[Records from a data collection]
- - - - - - -
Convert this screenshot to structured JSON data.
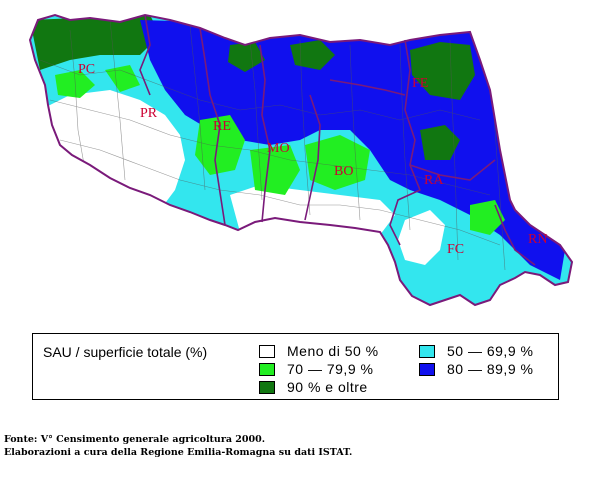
{
  "map": {
    "provinces": [
      {
        "code": "PC"
      },
      {
        "code": "PR"
      },
      {
        "code": "RE"
      },
      {
        "code": "MO"
      },
      {
        "code": "BO"
      },
      {
        "code": "FE"
      },
      {
        "code": "RA"
      },
      {
        "code": "FC"
      },
      {
        "code": "RN"
      }
    ]
  },
  "legend": {
    "title": "SAU / superficie totale (%)",
    "items": [
      {
        "label": "Meno di 50 %",
        "color": "#ffffff"
      },
      {
        "label": "50  —  69,9  %",
        "color": "#33e6ee"
      },
      {
        "label": "70  —  79,9  %",
        "color": "#22ee22"
      },
      {
        "label": "80  —  89,9  %",
        "color": "#1010ee"
      },
      {
        "label": "90  %  e  oltre",
        "color": "#117711"
      }
    ]
  },
  "source": {
    "line1": "Fonte: V° Censimento generale agricoltura 2000.",
    "line2": "Elaborazioni a cura della Regione Emilia-Romagna su dati ISTAT."
  },
  "colors": {
    "border": "#7a1a7a",
    "label": "#cc0033",
    "light_blue": "#33e6ee",
    "green": "#22ee22",
    "blue": "#1010ee",
    "dark_green": "#117711"
  }
}
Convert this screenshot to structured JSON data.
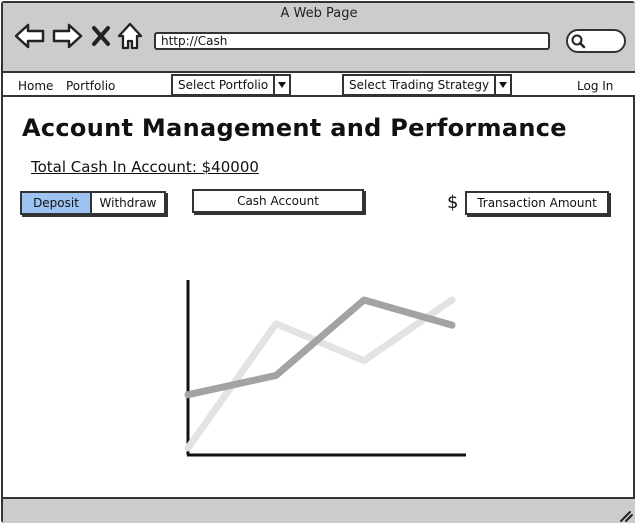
{
  "window": {
    "title": "A Web Page"
  },
  "browser": {
    "url": "http://Cash",
    "icons": [
      "back-arrow-icon",
      "forward-arrow-icon",
      "close-x-icon",
      "home-icon",
      "search-icon"
    ]
  },
  "nav": {
    "home": "Home",
    "portfolio": "Portfolio",
    "select_portfolio": "Select Portfolio",
    "select_strategy": "Select Trading Strategy",
    "login": "Log In"
  },
  "main": {
    "title": "Account Management and Performance",
    "total_cash": "Total Cash In Account: $40000",
    "deposit": "Deposit",
    "withdraw": "Withdraw",
    "cash_account": "Cash Account",
    "currency_symbol": "$",
    "transaction_amount": "Transaction Amount"
  },
  "colors": {
    "active_toggle": "#9dc3f0",
    "chrome": "#cccccc"
  },
  "chart_data": {
    "type": "line",
    "title": "",
    "xlabel": "",
    "ylabel": "",
    "x": [
      0,
      1,
      2,
      3
    ],
    "series": [
      {
        "values": [
          0.36,
          0.49,
          1.0,
          0.83
        ],
        "color": "#a3a3a3"
      },
      {
        "values": [
          0.0,
          0.84,
          0.59,
          1.0
        ],
        "color": "#e3e3e3"
      }
    ],
    "ylim": [
      0,
      1
    ],
    "grid": false
  }
}
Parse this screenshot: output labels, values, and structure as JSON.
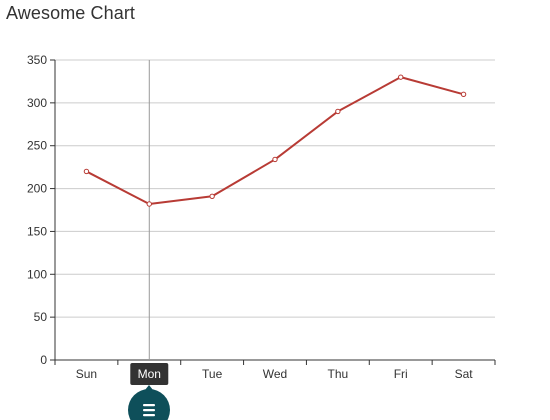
{
  "title": "Awesome Chart",
  "colors": {
    "series": "#b83b35",
    "grid": "#cccccc",
    "axis": "#333333",
    "tooltip_bg": "#333333",
    "menu_button": "#0e4f5a"
  },
  "toolbar": {
    "menu_icon": "hamburger-menu-icon"
  },
  "chart_data": {
    "type": "line",
    "title": "Awesome Chart",
    "categories": [
      "Sun",
      "Mon",
      "Tue",
      "Wed",
      "Thu",
      "Fri",
      "Sat"
    ],
    "series": [
      {
        "values": [
          220,
          182,
          191,
          234,
          290,
          330,
          310
        ],
        "color": "#b83b35"
      }
    ],
    "xlabel": "",
    "ylabel": "",
    "ylim": [
      0,
      350
    ],
    "yticks": [
      "0",
      "50",
      "100",
      "150",
      "200",
      "250",
      "300",
      "350"
    ],
    "grid": true,
    "legend": "none",
    "highlighted_category": "Mon"
  }
}
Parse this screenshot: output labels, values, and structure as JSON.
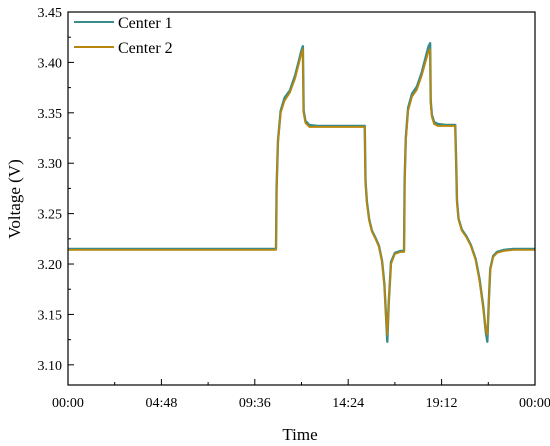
{
  "chart_data": {
    "type": "line",
    "xlabel": "Time",
    "ylabel": "Voltage (V)",
    "xlim": [
      0,
      24
    ],
    "ylim": [
      3.08,
      3.45
    ],
    "x_unit": "hours",
    "x_ticks": [
      {
        "value": 0,
        "label": "00:00"
      },
      {
        "value": 4.8,
        "label": "04:48"
      },
      {
        "value": 9.6,
        "label": "09:36"
      },
      {
        "value": 14.4,
        "label": "14:24"
      },
      {
        "value": 19.2,
        "label": "19:12"
      },
      {
        "value": 24,
        "label": "00:00"
      }
    ],
    "y_ticks": [
      {
        "value": 3.1,
        "label": "3.10"
      },
      {
        "value": 3.15,
        "label": "3.15"
      },
      {
        "value": 3.2,
        "label": "3.20"
      },
      {
        "value": 3.25,
        "label": "3.25"
      },
      {
        "value": 3.3,
        "label": "3.30"
      },
      {
        "value": 3.35,
        "label": "3.35"
      },
      {
        "value": 3.4,
        "label": "3.40"
      },
      {
        "value": 3.45,
        "label": "3.45"
      }
    ],
    "legend_position": "top-left",
    "grid": false,
    "series": [
      {
        "name": "Center 1",
        "color": "#3a8c8c",
        "x": [
          0.0,
          10.69,
          10.72,
          10.79,
          10.93,
          11.13,
          11.4,
          11.67,
          11.87,
          12.0,
          12.07,
          12.11,
          12.2,
          12.4,
          12.8,
          13.6,
          14.4,
          15.25,
          15.29,
          15.36,
          15.48,
          15.62,
          15.8,
          15.98,
          16.14,
          16.26,
          16.34,
          16.41,
          16.48,
          16.6,
          16.8,
          17.1,
          17.27,
          17.3,
          17.36,
          17.48,
          17.68,
          17.93,
          18.18,
          18.38,
          18.53,
          18.61,
          18.64,
          18.7,
          18.81,
          19.0,
          19.4,
          19.9,
          19.95,
          19.99,
          20.07,
          20.24,
          20.46,
          20.7,
          20.95,
          21.15,
          21.34,
          21.47,
          21.55,
          21.62,
          21.7,
          21.85,
          22.05,
          22.4,
          22.9,
          24.0
        ],
        "y": [
          3.215,
          3.215,
          3.275,
          3.322,
          3.352,
          3.365,
          3.372,
          3.387,
          3.402,
          3.412,
          3.416,
          3.352,
          3.342,
          3.338,
          3.337,
          3.337,
          3.337,
          3.337,
          3.282,
          3.262,
          3.244,
          3.233,
          3.226,
          3.218,
          3.203,
          3.18,
          3.15,
          3.123,
          3.16,
          3.202,
          3.211,
          3.213,
          3.213,
          3.283,
          3.325,
          3.355,
          3.369,
          3.376,
          3.39,
          3.405,
          3.416,
          3.419,
          3.362,
          3.348,
          3.341,
          3.339,
          3.338,
          3.338,
          3.3,
          3.263,
          3.245,
          3.234,
          3.228,
          3.219,
          3.205,
          3.185,
          3.158,
          3.133,
          3.123,
          3.16,
          3.195,
          3.208,
          3.212,
          3.214,
          3.215,
          3.215
        ]
      },
      {
        "name": "Center 2",
        "color": "#b8860b",
        "x": [
          0.0,
          10.69,
          10.72,
          10.79,
          10.93,
          11.13,
          11.4,
          11.67,
          11.87,
          12.0,
          12.07,
          12.11,
          12.2,
          12.4,
          12.8,
          13.6,
          14.4,
          15.25,
          15.29,
          15.36,
          15.48,
          15.62,
          15.8,
          15.98,
          16.14,
          16.26,
          16.34,
          16.41,
          16.48,
          16.6,
          16.8,
          17.1,
          17.27,
          17.3,
          17.36,
          17.48,
          17.68,
          17.93,
          18.18,
          18.38,
          18.53,
          18.61,
          18.64,
          18.7,
          18.81,
          19.0,
          19.4,
          19.9,
          19.95,
          19.99,
          20.07,
          20.24,
          20.46,
          20.7,
          20.95,
          21.15,
          21.34,
          21.47,
          21.55,
          21.62,
          21.7,
          21.85,
          22.05,
          22.4,
          22.9,
          24.0
        ],
        "y": [
          3.214,
          3.214,
          3.273,
          3.32,
          3.35,
          3.362,
          3.37,
          3.384,
          3.399,
          3.409,
          3.413,
          3.35,
          3.34,
          3.336,
          3.336,
          3.336,
          3.336,
          3.336,
          3.28,
          3.26,
          3.243,
          3.232,
          3.225,
          3.217,
          3.202,
          3.178,
          3.15,
          3.13,
          3.16,
          3.2,
          3.21,
          3.212,
          3.212,
          3.28,
          3.322,
          3.352,
          3.366,
          3.373,
          3.387,
          3.401,
          3.411,
          3.413,
          3.36,
          3.346,
          3.339,
          3.337,
          3.337,
          3.337,
          3.298,
          3.261,
          3.244,
          3.233,
          3.227,
          3.218,
          3.204,
          3.183,
          3.156,
          3.135,
          3.13,
          3.16,
          3.194,
          3.207,
          3.211,
          3.213,
          3.214,
          3.214
        ]
      }
    ]
  }
}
- - - - - - -
List the lines of the material in which the word "title" occurs.

    "title": "SAU / superficie totale (%)",
    "title": "A Web Page"
    "title": "Account Management and Performance",
    "title": "",
  "title": "Awesome Chart",
    "title": "Awesome Chart",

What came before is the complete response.